*TASK TO COMPLETE*
Each entry below is to be given again word for word, with no pictures.

*GIVEN RECORDS*
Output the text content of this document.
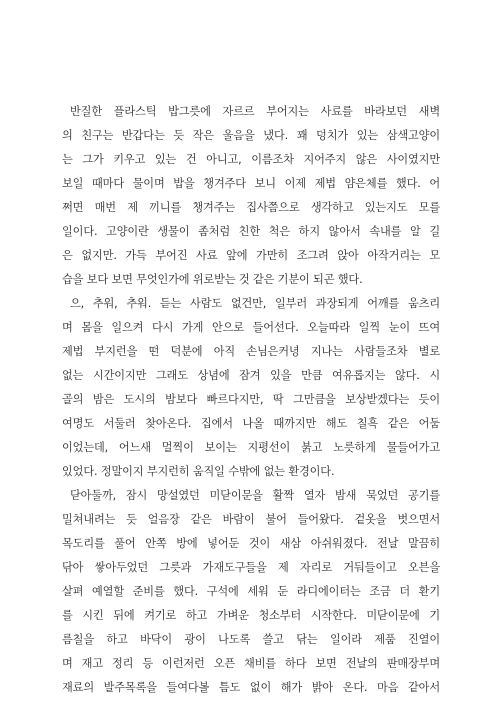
반질한 플라스틱 밥그릇에 자르르 부어지는 사료를 바라보던 새벽
의 친구는 반갑다는 듯 작은 울음을 냈다. 꽤 덩치가 있는 삼색고양이
는 그가 키우고 있는 건 아니고, 이름조차 지어주지 않은 사이였지만
보일 때마다 물이며 밥을 챙겨주다 보니 이제 제법 얌은체를 했다. 어
쩌면 매번 제 끼니를 챙겨주는 집사쯤으로 생각하고 있는지도 모를
일이다. 고양이란 생물이 좀처럼 친한 척은 하지 않아서 속내를 알 길
은 없지만. 가득 부어진 사료 앞에 가만히 조그려 앉아 아작거리는 모
습을 보다 보면 무엇인가에 위로받는 것 같은 기분이 되곤 했다.
으, 추워, 추워. 듣는 사람도 없건만, 일부러 과장되게 어깨를 움츠리
며 몸을 일으켜 다시 가게 안으로 들어선다. 오늘따라 일찍 눈이 뜨여
제법 부지런을 떤 덕분에 아직 손님은커녕 지나는 사람들조차 별로
없는 시간이지만 그래도 상념에 잠겨 있을 만큼 여유롭지는 않다. 시
골의 밤은 도시의 밤보다 빠르다지만, 딱 그만큼을 보상받겠다는 듯이
여명도 서둘러 찾아온다. 집에서 나올 때까지만 해도 칠흑 같은 어둠
이었는데, 어느새 멀찍이 보이는 지평선이 붉고 노릇하게 물들어가고
있었다. 정말이지 부지런히 움직일 수밖에 없는 환경이다.
닫아둘까, 잠시 망설였던 미닫이문을 활짝 열자 밤새 묵었던 공기를
밀쳐내려는 듯 얼음장 같은 바람이 불어 들어왔다. 겉옷을 벗으면서
목도리를 풀어 안쪽 방에 넣어둔 것이 새삼 아쉬워졌다. 전날 말끔히
닦아 쌓아두었던 그릇과 가재도구들을 제 자리로 거둬들이고 오븐을
살펴 예열할 준비를 했다. 구석에 세워 둔 라디에이터는 조금 더 환기
를 시킨 뒤에 켜기로 하고 가벼운 청소부터 시작한다. 미닫이문에 기
름칠을 하고 바닥이 광이 나도록 쓸고 닦는 일이라 제품 진열이
며 재고 정리 등 이런저런 오픈 채비를 하다 보면 전날의 판매장부며
재료의 발주목록을 들여다볼 틈도 없이 해가 밝아 온다. 마음 같아서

*THE SOLUTION*
Output the text content of this document.
반질한 플라스틱 밥그릇에 자르르 부어지는 사료를 바라보던 새벽
의 친구는 반갑다는 듯 작은 울음을 냈다. 꽤 덩치가 있는 삼색고양이
는 그가 키우고 있는 건 아니고, 이름조차 지어주지 않은 사이였지만
보일 때마다 물이며 밥을 챙겨주다 보니 이제 제법 얌은체를 했다. 어
쩌면 매번 제 끼니를 챙겨주는 집사쯤으로 생각하고 있는지도 모를
일이다. 고양이란 생물이 좀처럼 친한 척은 하지 않아서 속내를 알 길
은 없지만. 가득 부어진 사료 앞에 가만히 조그려 앉아 아작거리는 모
습을 보다 보면 무엇인가에 위로받는 것 같은 기분이 되곤 했다.
으, 추워, 추워. 듣는 사람도 없건만, 일부러 과장되게 어깨를 움츠리
며 몸을 일으켜 다시 가게 안으로 들어선다. 오늘따라 일찍 눈이 뜨여
제법 부지런을 떤 덕분에 아직 손님은커녕 지나는 사람들조차 별로
없는 시간이지만 그래도 상념에 잠겨 있을 만큼 여유롭지는 않다. 시
골의 밤은 도시의 밤보다 빠르다지만, 딱 그만큼을 보상받겠다는 듯이
여명도 서둘러 찾아온다. 집에서 나올 때까지만 해도 칠흑 같은 어둠
이었는데, 어느새 멀찍이 보이는 지평선이 붉고 노릇하게 물들어가고
있었다. 정말이지 부지런히 움직일 수밖에 없는 환경이다.
닫아둘까, 잠시 망설였던 미닫이문을 활짝 열자 밤새 묵었던 공기를
밀쳐내려는 듯 얼음장 같은 바람이 불어 들어왔다. 겉옷을 벗으면서
목도리를 풀어 안쪽 방에 넣어둔 것이 새삼 아쉬워졌다. 전날 말끔히
닦아 쌓아두었던 그릇과 가재도구들을 제 자리로 거둬들이고 오븐을
살펴 예열할 준비를 했다. 구석에 세워 둔 라디에이터는 조금 더 환기
를 시킨 뒤에 켜기로 하고 가벼운 청소부터 시작한다. 미닫이문에 기
름칠을 하고 바닥이 광이 나도록 쓸고 닦는 일이라 제품 진열이
며 재고 정리 등 이런저런 오픈 채비를 하다 보면 전날의 판매장부며
재료의 발주목록을 들여다볼 틈도 없이 해가 밝아 온다. 마음 같아서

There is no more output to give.